• [Instruction]:
Report the count of lines holding "JSON" in the records, with no other words.

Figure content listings
- - - - - - -
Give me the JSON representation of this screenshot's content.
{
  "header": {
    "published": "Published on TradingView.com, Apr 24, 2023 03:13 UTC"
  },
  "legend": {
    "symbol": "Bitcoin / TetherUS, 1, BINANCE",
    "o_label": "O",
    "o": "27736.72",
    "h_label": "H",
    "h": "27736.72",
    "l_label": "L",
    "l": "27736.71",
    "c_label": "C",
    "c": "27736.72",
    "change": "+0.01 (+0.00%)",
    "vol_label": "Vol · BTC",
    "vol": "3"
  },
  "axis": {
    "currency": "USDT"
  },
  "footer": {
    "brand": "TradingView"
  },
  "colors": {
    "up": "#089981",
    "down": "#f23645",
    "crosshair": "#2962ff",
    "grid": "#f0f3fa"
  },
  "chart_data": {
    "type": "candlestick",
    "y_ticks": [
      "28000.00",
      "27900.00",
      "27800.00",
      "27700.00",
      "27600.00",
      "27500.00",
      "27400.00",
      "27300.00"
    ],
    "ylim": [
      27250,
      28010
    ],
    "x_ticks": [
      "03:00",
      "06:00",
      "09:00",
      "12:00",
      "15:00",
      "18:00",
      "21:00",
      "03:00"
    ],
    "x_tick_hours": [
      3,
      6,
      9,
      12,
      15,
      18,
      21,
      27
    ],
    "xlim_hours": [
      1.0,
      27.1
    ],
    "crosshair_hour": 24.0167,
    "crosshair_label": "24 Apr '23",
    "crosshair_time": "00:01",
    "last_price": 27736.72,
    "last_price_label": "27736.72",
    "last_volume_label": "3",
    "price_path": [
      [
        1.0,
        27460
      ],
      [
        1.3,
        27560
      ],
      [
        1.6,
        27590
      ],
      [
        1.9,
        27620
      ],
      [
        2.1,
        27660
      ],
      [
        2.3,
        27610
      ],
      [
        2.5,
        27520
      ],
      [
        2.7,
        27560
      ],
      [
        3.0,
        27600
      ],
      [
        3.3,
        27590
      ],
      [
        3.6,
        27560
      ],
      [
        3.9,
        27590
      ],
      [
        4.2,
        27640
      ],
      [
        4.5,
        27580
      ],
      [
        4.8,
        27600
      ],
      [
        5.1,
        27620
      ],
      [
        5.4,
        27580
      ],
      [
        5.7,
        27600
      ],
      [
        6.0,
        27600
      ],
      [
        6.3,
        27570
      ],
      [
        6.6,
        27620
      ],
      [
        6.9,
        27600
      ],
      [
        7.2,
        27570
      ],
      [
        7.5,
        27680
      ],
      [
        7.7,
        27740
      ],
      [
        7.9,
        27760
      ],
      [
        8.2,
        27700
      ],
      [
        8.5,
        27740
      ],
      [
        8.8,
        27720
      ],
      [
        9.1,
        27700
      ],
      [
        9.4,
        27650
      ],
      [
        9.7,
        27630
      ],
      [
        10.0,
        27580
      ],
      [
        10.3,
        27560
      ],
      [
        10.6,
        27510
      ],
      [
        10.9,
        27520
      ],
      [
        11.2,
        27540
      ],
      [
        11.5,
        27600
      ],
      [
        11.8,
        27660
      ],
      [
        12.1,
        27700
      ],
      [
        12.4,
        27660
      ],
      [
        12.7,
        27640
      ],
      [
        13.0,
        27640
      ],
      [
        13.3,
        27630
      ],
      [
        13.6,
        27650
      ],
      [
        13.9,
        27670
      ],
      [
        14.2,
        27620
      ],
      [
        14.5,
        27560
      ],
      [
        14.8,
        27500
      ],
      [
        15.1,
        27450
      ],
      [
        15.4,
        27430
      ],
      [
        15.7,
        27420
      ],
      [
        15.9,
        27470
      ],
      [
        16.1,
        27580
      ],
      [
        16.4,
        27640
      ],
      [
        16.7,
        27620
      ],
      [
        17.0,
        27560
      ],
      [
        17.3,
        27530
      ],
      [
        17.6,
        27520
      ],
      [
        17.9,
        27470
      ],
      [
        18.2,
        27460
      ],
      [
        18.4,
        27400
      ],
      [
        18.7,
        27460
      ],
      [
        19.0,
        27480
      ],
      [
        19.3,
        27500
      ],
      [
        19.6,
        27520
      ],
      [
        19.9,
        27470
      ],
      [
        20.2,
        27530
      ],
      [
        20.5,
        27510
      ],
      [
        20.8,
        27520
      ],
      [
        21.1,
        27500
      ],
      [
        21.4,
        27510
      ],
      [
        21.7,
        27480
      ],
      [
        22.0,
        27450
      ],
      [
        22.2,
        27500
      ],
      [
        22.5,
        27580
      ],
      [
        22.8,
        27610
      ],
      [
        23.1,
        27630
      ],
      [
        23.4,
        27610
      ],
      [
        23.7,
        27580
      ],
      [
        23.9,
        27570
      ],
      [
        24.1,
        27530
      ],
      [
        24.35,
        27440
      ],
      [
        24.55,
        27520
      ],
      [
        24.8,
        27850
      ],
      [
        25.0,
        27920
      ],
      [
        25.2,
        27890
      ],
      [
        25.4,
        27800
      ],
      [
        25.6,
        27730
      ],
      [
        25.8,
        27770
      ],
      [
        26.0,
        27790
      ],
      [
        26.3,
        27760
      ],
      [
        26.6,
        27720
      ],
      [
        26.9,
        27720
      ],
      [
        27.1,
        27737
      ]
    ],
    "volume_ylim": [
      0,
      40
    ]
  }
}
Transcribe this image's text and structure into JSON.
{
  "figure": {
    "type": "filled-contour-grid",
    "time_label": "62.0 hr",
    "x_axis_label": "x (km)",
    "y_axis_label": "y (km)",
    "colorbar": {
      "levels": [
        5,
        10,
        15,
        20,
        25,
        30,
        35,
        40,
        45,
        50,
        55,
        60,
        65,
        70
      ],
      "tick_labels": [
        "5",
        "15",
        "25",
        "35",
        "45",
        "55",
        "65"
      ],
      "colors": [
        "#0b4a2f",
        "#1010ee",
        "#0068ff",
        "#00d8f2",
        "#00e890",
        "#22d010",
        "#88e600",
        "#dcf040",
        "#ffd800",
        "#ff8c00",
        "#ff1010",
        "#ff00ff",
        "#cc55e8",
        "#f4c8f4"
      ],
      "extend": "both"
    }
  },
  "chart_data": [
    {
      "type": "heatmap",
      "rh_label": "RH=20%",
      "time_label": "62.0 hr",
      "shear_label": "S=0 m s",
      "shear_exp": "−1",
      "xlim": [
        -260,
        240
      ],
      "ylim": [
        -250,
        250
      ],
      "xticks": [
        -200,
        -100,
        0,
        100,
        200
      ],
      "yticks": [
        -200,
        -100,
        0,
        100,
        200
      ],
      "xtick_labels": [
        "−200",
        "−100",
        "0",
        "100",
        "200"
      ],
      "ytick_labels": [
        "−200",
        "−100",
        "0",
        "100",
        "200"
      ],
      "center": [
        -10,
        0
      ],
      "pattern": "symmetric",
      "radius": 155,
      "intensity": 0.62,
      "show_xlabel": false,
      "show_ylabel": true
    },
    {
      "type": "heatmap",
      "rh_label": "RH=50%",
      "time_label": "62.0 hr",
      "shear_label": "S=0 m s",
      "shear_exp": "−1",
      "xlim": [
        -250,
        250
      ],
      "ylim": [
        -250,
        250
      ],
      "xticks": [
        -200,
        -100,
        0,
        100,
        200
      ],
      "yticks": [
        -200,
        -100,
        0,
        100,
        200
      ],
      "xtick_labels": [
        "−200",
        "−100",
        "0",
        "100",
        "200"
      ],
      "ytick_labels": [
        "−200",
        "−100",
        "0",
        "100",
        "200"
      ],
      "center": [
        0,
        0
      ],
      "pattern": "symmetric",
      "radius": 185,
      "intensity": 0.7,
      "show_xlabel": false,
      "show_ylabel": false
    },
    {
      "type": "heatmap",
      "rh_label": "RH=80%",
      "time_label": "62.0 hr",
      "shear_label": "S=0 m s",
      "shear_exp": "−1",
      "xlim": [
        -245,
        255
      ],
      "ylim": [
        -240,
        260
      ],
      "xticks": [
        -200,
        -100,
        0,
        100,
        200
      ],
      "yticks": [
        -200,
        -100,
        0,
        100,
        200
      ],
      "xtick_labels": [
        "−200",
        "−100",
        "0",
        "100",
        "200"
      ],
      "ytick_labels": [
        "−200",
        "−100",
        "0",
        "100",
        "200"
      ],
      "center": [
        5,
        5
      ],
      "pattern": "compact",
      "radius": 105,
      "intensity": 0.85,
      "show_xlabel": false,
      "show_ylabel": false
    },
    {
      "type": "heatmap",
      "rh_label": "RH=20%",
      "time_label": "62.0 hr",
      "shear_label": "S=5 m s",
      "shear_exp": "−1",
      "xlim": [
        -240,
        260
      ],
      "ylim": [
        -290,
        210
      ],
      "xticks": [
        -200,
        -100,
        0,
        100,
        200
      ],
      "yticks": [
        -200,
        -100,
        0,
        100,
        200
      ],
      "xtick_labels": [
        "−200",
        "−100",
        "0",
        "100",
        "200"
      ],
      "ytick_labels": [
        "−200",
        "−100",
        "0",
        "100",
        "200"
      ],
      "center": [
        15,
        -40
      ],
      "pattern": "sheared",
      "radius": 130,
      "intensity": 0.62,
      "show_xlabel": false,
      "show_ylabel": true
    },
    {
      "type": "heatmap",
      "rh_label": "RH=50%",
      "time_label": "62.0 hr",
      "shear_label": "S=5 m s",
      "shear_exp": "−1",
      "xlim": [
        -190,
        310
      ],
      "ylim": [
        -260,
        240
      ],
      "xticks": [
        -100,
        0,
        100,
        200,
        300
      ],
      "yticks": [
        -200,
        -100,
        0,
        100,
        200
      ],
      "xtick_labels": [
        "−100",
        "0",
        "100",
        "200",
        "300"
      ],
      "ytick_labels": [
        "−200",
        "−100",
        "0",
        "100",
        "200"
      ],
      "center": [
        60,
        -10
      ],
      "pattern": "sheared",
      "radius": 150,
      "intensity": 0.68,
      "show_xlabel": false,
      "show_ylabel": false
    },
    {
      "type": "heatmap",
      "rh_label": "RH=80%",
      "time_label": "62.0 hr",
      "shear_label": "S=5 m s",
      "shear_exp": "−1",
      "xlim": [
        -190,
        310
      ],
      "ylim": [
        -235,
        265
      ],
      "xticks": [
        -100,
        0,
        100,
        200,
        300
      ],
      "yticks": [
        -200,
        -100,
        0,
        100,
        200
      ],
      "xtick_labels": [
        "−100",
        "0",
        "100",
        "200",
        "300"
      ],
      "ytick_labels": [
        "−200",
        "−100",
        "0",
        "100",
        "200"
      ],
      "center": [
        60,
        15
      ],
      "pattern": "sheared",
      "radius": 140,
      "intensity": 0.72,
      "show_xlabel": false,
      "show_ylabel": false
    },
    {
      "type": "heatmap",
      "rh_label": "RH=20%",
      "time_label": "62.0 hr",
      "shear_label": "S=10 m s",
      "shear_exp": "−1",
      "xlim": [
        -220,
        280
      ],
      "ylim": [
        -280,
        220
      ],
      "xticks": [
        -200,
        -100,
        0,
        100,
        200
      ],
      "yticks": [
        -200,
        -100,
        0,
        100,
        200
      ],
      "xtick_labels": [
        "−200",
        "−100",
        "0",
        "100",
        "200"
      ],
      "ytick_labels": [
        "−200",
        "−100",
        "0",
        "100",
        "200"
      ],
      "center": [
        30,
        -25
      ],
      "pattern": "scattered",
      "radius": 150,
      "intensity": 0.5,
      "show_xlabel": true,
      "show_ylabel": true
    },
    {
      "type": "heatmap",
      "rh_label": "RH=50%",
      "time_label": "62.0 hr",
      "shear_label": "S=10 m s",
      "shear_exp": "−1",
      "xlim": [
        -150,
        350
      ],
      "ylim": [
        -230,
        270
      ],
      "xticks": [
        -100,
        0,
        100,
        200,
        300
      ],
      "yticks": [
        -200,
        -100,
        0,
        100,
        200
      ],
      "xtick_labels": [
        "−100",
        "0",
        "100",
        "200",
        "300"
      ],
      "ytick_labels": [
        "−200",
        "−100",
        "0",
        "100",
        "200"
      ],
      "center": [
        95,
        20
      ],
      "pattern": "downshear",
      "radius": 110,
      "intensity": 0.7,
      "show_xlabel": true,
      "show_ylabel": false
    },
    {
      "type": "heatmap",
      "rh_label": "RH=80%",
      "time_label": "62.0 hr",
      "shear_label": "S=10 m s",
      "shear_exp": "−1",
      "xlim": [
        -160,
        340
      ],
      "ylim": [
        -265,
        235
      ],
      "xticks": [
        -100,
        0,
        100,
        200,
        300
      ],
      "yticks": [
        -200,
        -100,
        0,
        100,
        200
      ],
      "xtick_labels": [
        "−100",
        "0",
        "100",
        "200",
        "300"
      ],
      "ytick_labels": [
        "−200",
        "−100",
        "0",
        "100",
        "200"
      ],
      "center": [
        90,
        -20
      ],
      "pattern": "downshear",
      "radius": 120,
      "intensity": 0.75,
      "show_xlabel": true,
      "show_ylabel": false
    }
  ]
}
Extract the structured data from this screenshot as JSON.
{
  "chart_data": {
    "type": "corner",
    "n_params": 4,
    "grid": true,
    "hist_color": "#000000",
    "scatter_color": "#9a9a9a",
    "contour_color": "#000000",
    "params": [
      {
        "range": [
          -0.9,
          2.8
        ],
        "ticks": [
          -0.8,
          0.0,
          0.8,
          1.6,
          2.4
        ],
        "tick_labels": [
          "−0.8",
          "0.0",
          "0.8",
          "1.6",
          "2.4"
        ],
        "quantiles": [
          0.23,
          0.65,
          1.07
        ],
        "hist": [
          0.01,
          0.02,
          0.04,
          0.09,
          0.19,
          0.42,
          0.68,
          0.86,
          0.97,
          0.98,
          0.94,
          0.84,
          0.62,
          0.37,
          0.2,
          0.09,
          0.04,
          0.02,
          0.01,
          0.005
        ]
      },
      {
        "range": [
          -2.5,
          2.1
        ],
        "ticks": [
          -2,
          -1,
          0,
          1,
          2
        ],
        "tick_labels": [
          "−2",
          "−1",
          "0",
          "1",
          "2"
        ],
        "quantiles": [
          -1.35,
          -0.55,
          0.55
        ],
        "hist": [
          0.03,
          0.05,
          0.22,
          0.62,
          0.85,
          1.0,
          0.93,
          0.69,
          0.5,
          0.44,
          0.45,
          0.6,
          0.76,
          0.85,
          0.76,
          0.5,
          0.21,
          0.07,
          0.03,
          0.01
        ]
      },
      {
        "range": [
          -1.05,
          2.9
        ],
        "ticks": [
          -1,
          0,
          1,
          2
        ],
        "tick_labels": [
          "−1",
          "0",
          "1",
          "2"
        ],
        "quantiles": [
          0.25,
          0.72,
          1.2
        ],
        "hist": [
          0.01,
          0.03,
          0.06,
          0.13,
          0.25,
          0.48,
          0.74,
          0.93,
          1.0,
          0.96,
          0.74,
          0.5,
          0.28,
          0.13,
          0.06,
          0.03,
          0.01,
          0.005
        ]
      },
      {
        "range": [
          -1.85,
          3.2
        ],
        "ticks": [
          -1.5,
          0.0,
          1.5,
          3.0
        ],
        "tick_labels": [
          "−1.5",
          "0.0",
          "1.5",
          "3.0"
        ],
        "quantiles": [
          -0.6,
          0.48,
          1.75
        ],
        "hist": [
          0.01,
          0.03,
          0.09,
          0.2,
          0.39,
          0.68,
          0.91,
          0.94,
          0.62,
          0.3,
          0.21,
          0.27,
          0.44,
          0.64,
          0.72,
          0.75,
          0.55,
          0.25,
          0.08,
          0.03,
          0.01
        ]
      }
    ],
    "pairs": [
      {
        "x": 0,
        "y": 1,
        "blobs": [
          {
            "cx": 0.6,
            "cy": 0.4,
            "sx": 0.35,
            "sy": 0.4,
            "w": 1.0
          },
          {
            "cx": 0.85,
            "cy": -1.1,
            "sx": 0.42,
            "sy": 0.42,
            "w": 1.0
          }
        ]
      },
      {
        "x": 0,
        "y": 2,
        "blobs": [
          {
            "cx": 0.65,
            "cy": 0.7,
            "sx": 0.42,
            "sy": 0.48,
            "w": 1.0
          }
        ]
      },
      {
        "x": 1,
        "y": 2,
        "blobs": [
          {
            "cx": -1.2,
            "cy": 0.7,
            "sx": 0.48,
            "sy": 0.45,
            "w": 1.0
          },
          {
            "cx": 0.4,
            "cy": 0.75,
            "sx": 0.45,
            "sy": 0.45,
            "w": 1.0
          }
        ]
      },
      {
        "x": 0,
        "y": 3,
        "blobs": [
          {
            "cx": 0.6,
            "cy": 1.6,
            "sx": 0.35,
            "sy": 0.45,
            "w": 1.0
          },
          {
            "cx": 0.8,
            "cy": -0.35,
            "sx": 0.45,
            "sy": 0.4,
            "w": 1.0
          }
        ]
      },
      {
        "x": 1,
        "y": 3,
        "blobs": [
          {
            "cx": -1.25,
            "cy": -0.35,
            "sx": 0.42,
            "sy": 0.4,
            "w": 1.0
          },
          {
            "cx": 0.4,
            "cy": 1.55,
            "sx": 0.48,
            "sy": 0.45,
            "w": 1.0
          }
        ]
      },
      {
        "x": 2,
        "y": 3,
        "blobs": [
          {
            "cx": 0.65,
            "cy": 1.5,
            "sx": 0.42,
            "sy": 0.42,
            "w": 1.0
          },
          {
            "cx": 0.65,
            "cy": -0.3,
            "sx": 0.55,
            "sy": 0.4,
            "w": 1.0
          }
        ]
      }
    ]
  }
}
- - - - - - -
• [Exercise response]:
3